[Recorded data]
════════
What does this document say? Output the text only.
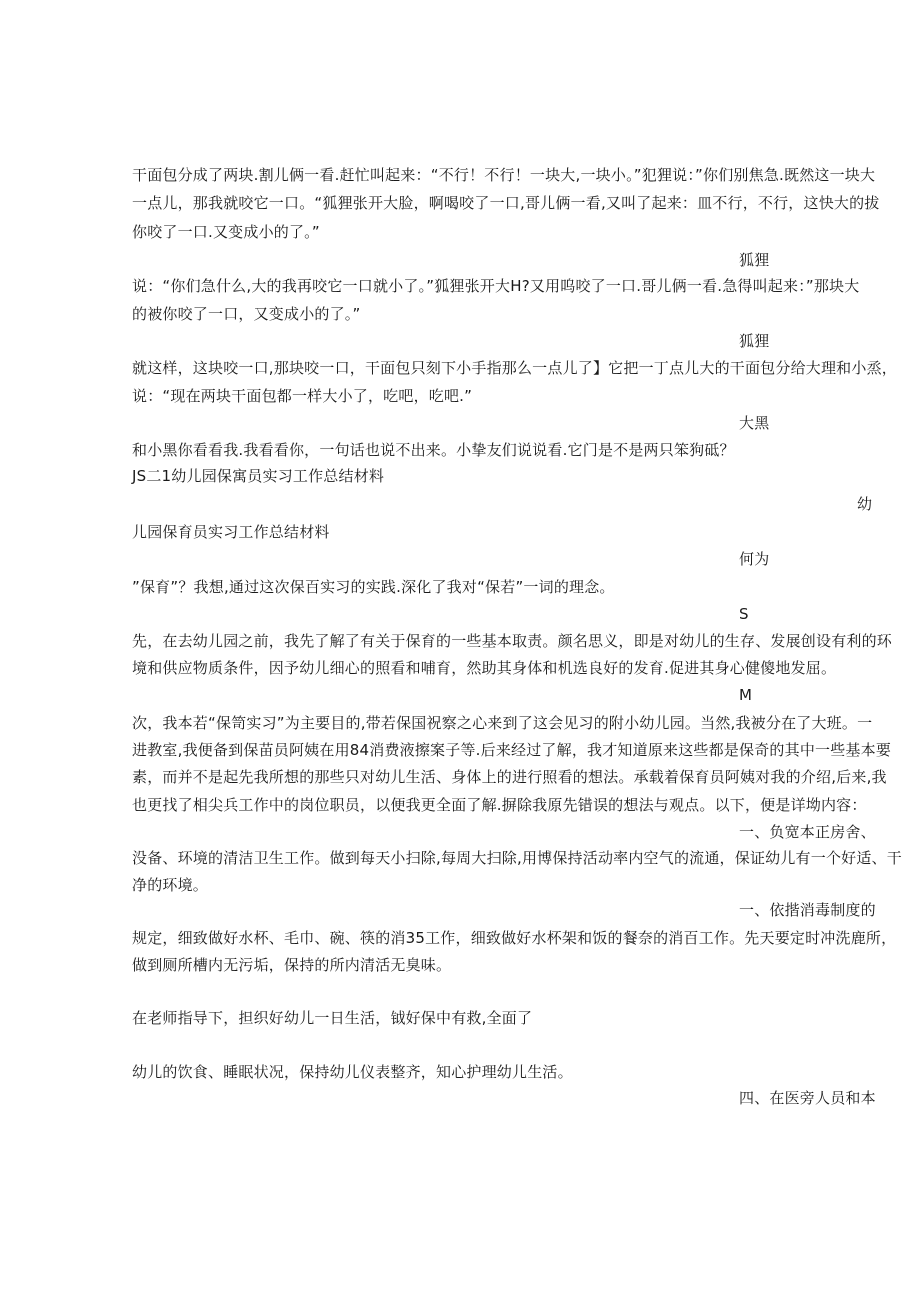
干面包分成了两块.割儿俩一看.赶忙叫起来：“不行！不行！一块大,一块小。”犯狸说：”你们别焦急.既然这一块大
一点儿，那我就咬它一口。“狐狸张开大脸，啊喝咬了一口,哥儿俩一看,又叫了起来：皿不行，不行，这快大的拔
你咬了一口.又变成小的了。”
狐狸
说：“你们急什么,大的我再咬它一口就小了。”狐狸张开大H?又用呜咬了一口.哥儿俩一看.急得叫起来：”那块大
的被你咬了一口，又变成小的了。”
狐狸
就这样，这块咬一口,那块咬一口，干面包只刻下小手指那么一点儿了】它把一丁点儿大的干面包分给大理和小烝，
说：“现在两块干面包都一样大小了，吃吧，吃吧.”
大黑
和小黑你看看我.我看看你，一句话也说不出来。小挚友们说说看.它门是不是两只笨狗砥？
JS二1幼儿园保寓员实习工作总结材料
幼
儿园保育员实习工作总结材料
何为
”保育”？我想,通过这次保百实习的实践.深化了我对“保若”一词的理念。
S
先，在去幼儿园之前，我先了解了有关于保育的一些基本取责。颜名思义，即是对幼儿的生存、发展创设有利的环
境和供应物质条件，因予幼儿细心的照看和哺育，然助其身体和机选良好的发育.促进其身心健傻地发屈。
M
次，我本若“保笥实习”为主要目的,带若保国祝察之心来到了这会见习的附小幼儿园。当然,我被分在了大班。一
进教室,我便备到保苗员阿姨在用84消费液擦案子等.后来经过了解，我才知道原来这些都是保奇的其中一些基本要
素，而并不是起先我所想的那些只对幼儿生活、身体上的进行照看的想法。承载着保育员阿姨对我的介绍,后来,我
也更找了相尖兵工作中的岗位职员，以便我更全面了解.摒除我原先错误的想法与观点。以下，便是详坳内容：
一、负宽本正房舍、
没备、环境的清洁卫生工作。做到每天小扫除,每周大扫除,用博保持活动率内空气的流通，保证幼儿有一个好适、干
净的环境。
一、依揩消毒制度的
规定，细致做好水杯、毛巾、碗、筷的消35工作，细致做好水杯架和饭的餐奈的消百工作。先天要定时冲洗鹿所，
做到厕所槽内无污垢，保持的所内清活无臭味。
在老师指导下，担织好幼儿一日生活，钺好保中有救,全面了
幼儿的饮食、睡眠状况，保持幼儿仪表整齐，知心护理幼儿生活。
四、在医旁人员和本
════════
:: Direction ::
Quote every record above exactly, omitting any pictures they contain.

:: Answer to this task ::
What does this document say? Output the text only.
干面包分成了两块.割儿俩一看.赶忙叫起来：“不行！不行！一块大,一块小。”犯狸说：”你们别焦急.既然这一块大
一点儿，那我就咬它一口。“狐狸张开大脸，啊喝咬了一口,哥儿俩一看,又叫了起来：皿不行，不行，这快大的拔
你咬了一口.又变成小的了。”
狐狸
说：“你们急什么,大的我再咬它一口就小了。”狐狸张开大H?又用呜咬了一口.哥儿俩一看.急得叫起来：”那块大
的被你咬了一口，又变成小的了。”
狐狸
就这样，这块咬一口,那块咬一口，干面包只刻下小手指那么一点儿了】它把一丁点儿大的干面包分给大理和小烝，
说：“现在两块干面包都一样大小了，吃吧，吃吧.”
大黑
和小黑你看看我.我看看你，一句话也说不出来。小挚友们说说看.它门是不是两只笨狗砥？
JS二1幼儿园保寓员实习工作总结材料
幼
儿园保育员实习工作总结材料
何为
”保育”？我想,通过这次保百实习的实践.深化了我对“保若”一词的理念。
S
先，在去幼儿园之前，我先了解了有关于保育的一些基本取责。颜名思义，即是对幼儿的生存、发展创设有利的环
境和供应物质条件，因予幼儿细心的照看和哺育，然助其身体和机选良好的发育.促进其身心健傻地发屈。
M
次，我本若“保笥实习”为主要目的,带若保国祝察之心来到了这会见习的附小幼儿园。当然,我被分在了大班。一
进教室,我便备到保苗员阿姨在用84消费液擦案子等.后来经过了解，我才知道原来这些都是保奇的其中一些基本要
素，而并不是起先我所想的那些只对幼儿生活、身体上的进行照看的想法。承载着保育员阿姨对我的介绍,后来,我
也更找了相尖兵工作中的岗位职员，以便我更全面了解.摒除我原先错误的想法与观点。以下，便是详坳内容：
一、负宽本正房舍、
没备、环境的清洁卫生工作。做到每天小扫除,每周大扫除,用博保持活动率内空气的流通，保证幼儿有一个好适、干
净的环境。
一、依揩消毒制度的
规定，细致做好水杯、毛巾、碗、筷的消35工作，细致做好水杯架和饭的餐奈的消百工作。先天要定时冲洗鹿所，
做到厕所槽内无污垢，保持的所内清活无臭味。
在老师指导下，担织好幼儿一日生活，钺好保中有救,全面了
幼儿的饮食、睡眠状况，保持幼儿仪表整齐，知心护理幼儿生活。
四、在医旁人员和本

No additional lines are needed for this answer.